What is being asked
Note each line that includes the word "عليه". Copy those lines.

(Collection entries)
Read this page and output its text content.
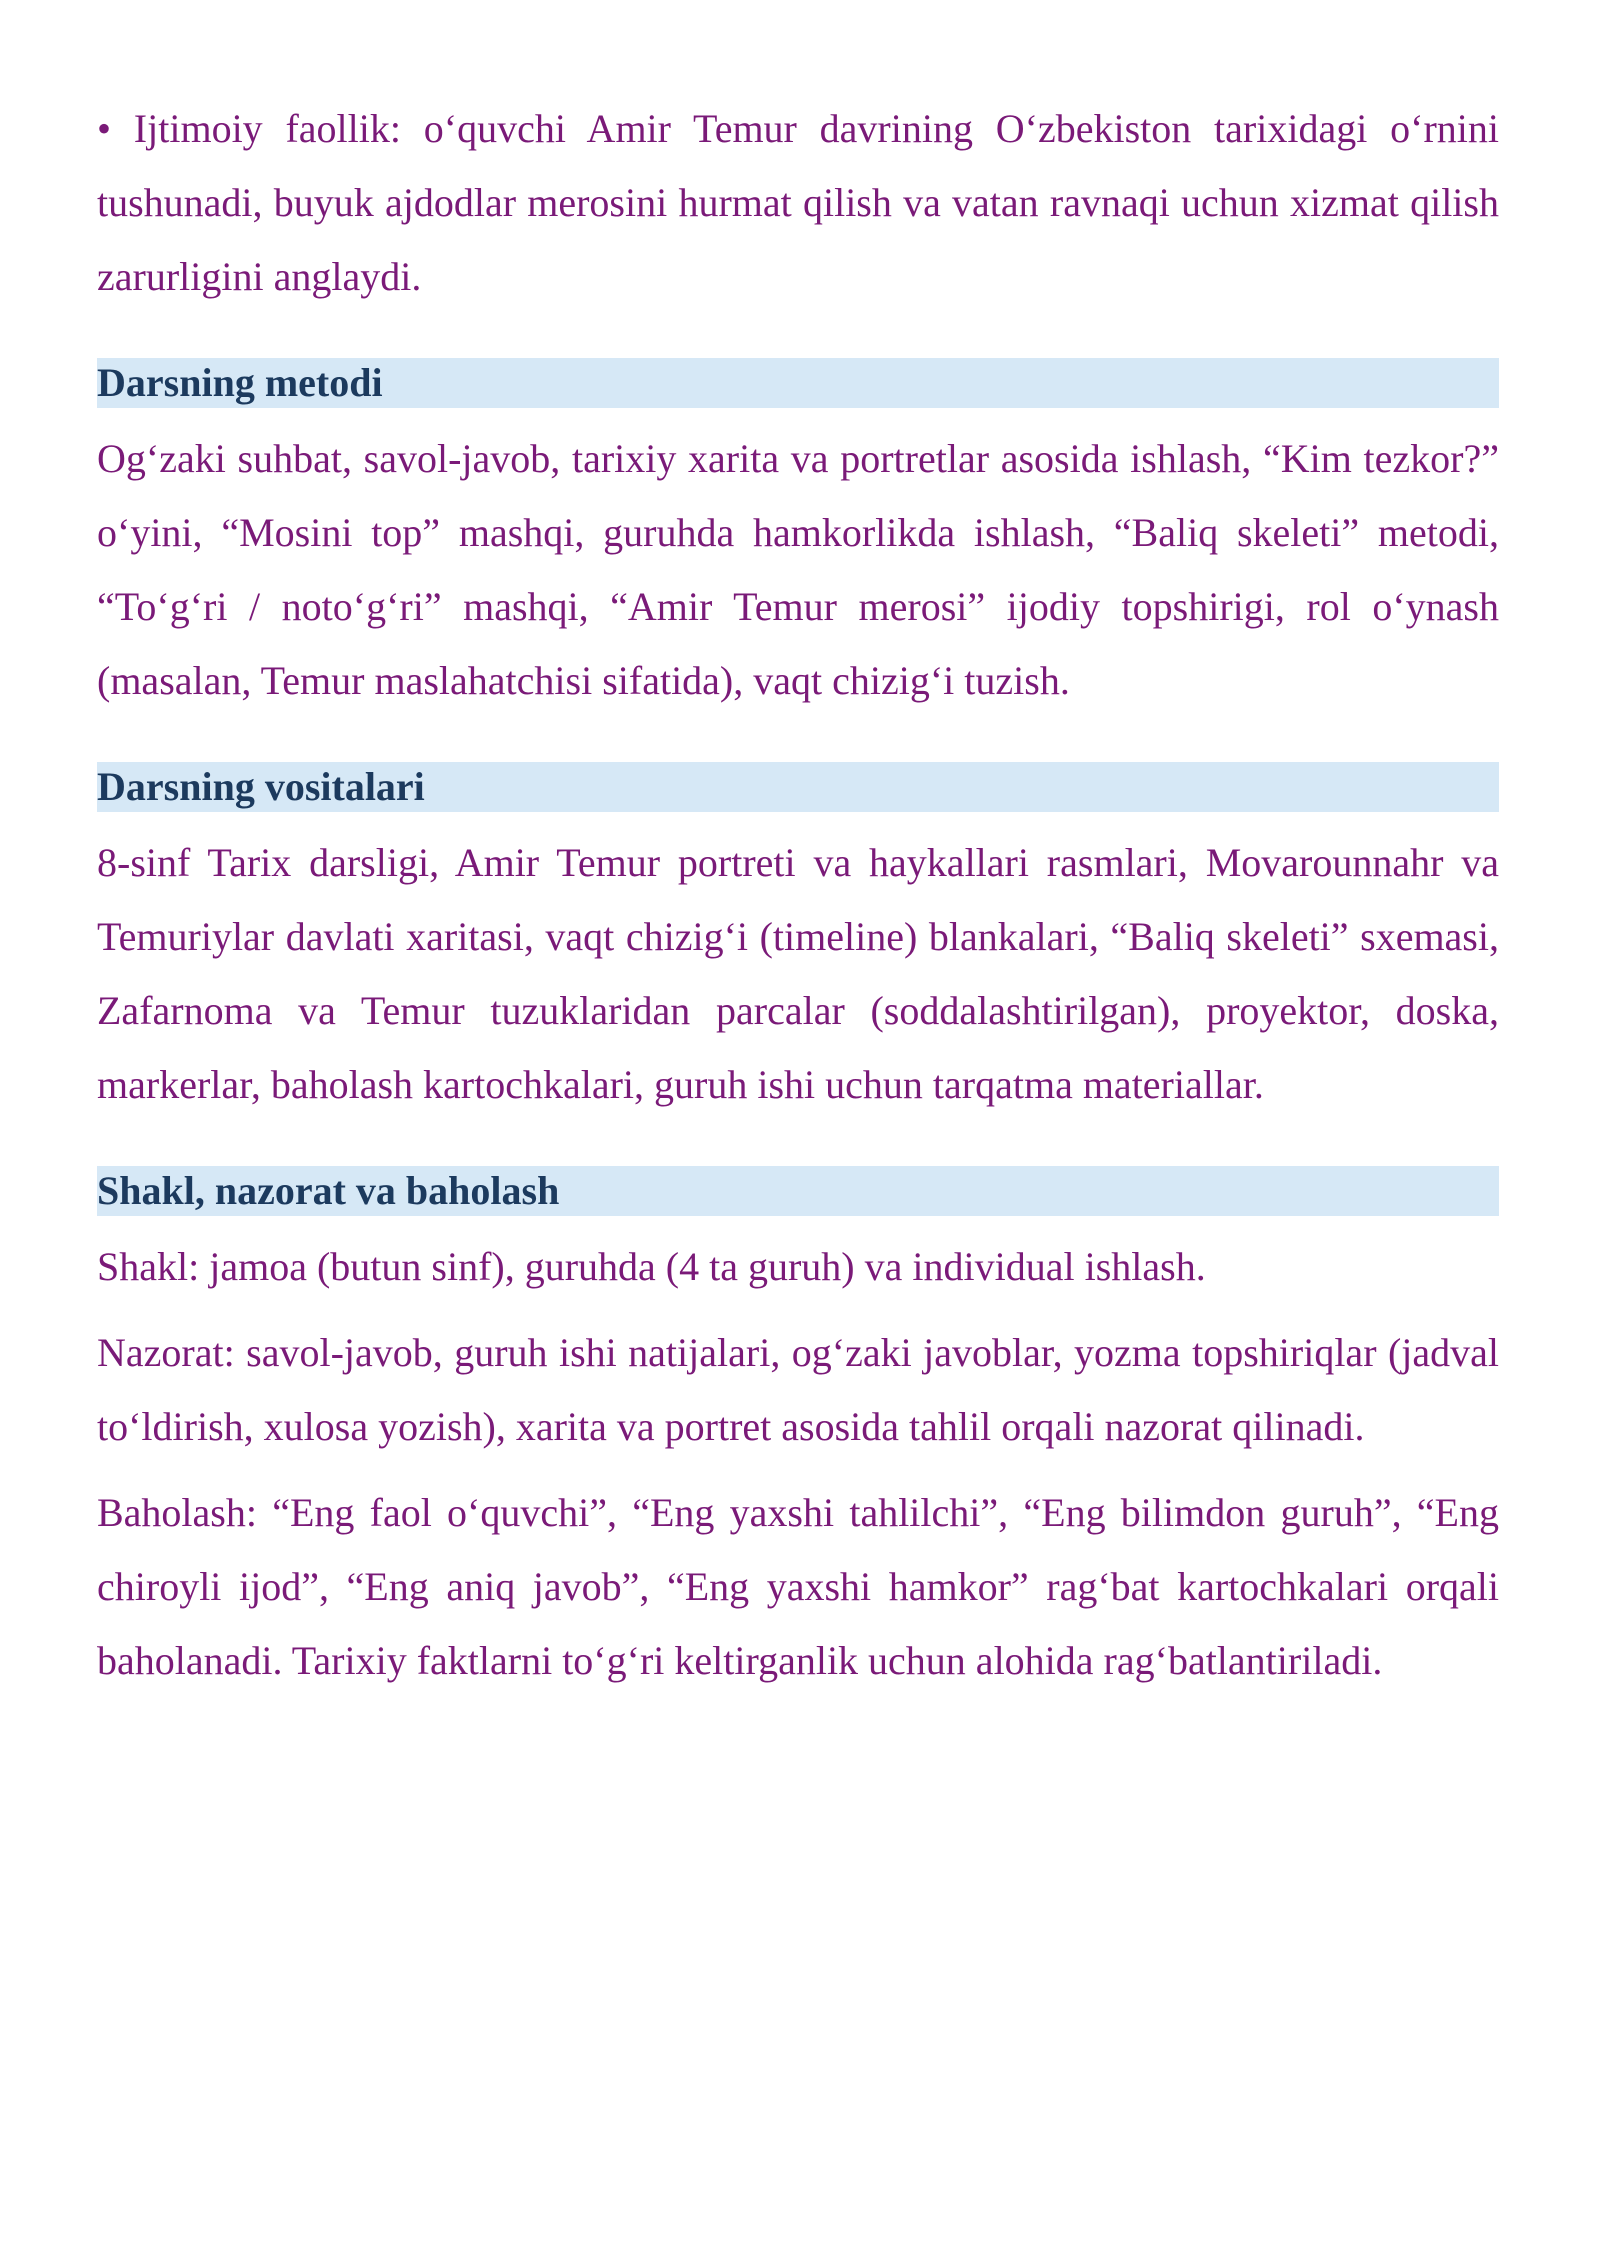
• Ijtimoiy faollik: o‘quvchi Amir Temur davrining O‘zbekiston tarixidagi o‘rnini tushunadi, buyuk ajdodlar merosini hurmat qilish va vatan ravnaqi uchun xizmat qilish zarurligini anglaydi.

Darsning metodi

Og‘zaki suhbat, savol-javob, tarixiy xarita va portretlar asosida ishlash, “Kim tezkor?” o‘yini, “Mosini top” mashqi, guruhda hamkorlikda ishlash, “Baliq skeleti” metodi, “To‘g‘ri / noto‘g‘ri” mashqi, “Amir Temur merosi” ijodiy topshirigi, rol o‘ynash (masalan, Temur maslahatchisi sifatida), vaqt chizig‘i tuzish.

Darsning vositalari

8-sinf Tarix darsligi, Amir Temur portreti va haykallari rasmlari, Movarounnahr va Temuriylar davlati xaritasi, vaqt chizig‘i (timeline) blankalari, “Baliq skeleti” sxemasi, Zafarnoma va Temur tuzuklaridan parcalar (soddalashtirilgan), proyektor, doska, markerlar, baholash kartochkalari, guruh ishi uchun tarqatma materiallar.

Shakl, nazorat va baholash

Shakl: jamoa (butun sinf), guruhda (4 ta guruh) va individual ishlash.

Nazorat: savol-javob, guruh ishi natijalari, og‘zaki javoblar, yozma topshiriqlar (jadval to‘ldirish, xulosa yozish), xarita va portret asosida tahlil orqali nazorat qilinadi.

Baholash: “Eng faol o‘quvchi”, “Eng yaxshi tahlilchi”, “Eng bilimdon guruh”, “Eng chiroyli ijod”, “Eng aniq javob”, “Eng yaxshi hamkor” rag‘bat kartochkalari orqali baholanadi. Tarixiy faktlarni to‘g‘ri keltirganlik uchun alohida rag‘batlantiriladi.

==

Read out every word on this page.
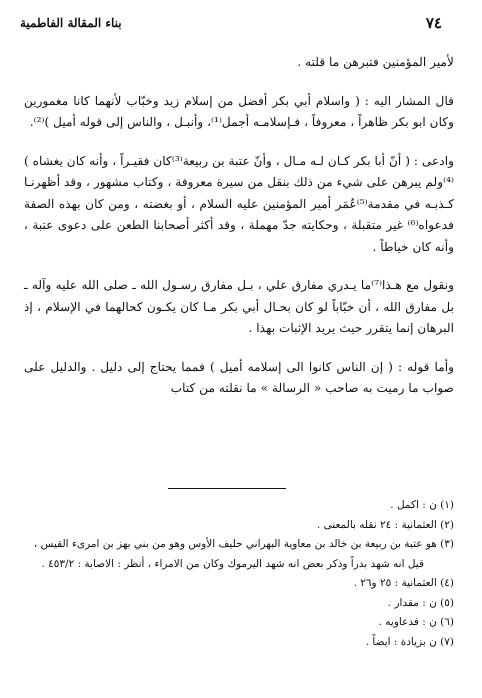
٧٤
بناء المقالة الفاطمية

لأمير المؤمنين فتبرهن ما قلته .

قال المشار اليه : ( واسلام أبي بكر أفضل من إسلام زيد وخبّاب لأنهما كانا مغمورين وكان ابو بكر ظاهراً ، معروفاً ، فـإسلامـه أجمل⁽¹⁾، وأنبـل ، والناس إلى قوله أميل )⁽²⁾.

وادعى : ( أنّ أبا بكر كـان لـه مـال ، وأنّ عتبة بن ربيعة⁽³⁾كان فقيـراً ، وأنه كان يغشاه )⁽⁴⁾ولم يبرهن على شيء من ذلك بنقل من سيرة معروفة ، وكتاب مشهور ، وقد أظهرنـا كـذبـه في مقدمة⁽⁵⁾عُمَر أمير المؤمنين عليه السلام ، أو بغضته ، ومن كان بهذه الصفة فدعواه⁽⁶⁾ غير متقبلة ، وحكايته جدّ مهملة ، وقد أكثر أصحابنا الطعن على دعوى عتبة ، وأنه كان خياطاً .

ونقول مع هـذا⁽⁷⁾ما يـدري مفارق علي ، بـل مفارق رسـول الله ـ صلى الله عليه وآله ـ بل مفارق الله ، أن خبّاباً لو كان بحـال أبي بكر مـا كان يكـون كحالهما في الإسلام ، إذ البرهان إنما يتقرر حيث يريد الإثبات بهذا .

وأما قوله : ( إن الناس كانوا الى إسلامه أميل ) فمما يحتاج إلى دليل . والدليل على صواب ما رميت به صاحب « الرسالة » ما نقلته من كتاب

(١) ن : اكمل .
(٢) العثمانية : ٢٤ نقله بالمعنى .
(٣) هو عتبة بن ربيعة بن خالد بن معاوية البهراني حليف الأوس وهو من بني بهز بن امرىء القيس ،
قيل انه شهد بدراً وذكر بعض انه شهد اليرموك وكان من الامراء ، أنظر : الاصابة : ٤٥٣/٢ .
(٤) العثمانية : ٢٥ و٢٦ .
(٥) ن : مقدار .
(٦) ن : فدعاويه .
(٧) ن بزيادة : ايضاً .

Response below
وادعى : ( أنّ أبا بكر كـان لـه مـال ، وأنّ عتبة بن ربيعة⁽³⁾كان فقيـراً ، وأنه كان يغشاه )⁽⁴⁾ولم يبرهن على شيء من ذلك بنقل من سيرة معروفة ، وكتاب مشهور ، وقد أظهرنـا كـذبـه في مقدمة⁽⁵⁾عُمَر أمير المؤمنين عليه السلام ، أو بغضته ، ومن كان بهذه الصفة فدعواه⁽⁶⁾ غير متقبلة ، وحكايته جدّ مهملة ، وقد أكثر أصحابنا الطعن على دعوى عتبة ، وأنه كان خياطاً .
ونقول مع هـذا⁽⁷⁾ما يـدري مفارق علي ، بـل مفارق رسـول الله ـ صلى الله عليه وآله ـ بل مفارق الله ، أن خبّاباً لو كان بحـال أبي بكر مـا كان يكـون كحالهما في الإسلام ، إذ البرهان إنما يتقرر حيث يريد الإثبات بهذا .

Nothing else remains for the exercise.